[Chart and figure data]
Begin

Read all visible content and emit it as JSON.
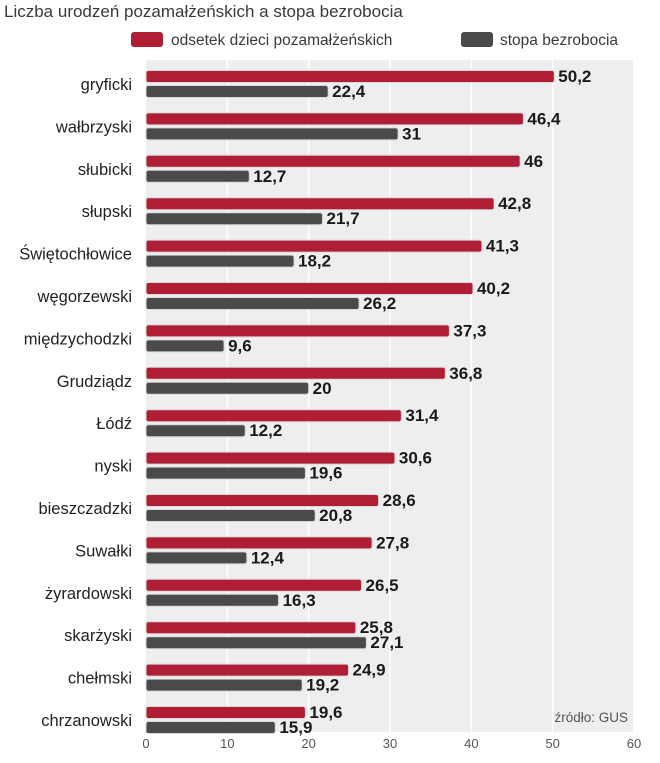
{
  "chart_data": {
    "type": "bar",
    "orientation": "horizontal",
    "title": "Liczba urodzeń pozamałżeńskich a stopa bezrobocia",
    "categories": [
      "gryficki",
      "wałbrzyski",
      "słubicki",
      "słupski",
      "Świętochłowice",
      "węgorzewski",
      "międzychodzki",
      "Grudziądz",
      "Łódź",
      "nyski",
      "bieszczadzki",
      "Suwałki",
      "żyrardowski",
      "skarżyski",
      "chełmski",
      "chrzanowski"
    ],
    "series": [
      {
        "name": "odsetek dzieci pozamałżeńskich",
        "color": "#b01e35",
        "values": [
          50.2,
          46.4,
          46,
          42.8,
          41.3,
          40.2,
          37.3,
          36.8,
          31.4,
          30.6,
          28.6,
          27.8,
          26.5,
          25.8,
          24.9,
          19.6
        ],
        "labels": [
          "50,2",
          "46,4",
          "46",
          "42,8",
          "41,3",
          "40,2",
          "37,3",
          "36,8",
          "31,4",
          "30,6",
          "28,6",
          "27,8",
          "26,5",
          "25,8",
          "24,9",
          "19,6"
        ]
      },
      {
        "name": "stopa bezrobocia",
        "color": "#4a4a4a",
        "values": [
          22.4,
          31,
          12.7,
          21.7,
          18.2,
          26.2,
          9.6,
          20,
          12.2,
          19.6,
          20.8,
          12.4,
          16.3,
          27.1,
          19.2,
          15.9
        ],
        "labels": [
          "22,4",
          "31",
          "12,7",
          "21,7",
          "18,2",
          "26,2",
          "9,6",
          "20",
          "12,2",
          "19,6",
          "20,8",
          "12,4",
          "16,3",
          "27,1",
          "19,2",
          "15,9"
        ]
      }
    ],
    "xlim": [
      0,
      60
    ],
    "xticks": [
      "0",
      "10",
      "20",
      "30",
      "40",
      "50",
      "60"
    ],
    "xtick_values": [
      0,
      10,
      20,
      30,
      40,
      50,
      60
    ],
    "grid": "vertical",
    "legend_position": "top-right",
    "background_color": "#eeeeee",
    "source": "źródło: GUS"
  }
}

End

• [AIM OF THE EXERCISE]: Collect the lines that hold "stopa".

• [RESPONSE TO THIS EXERCISE]:
    "title": "Liczba urodzeń pozamałżeńskich a stopa bezrobocia",
        "name": "stopa bezrobocia",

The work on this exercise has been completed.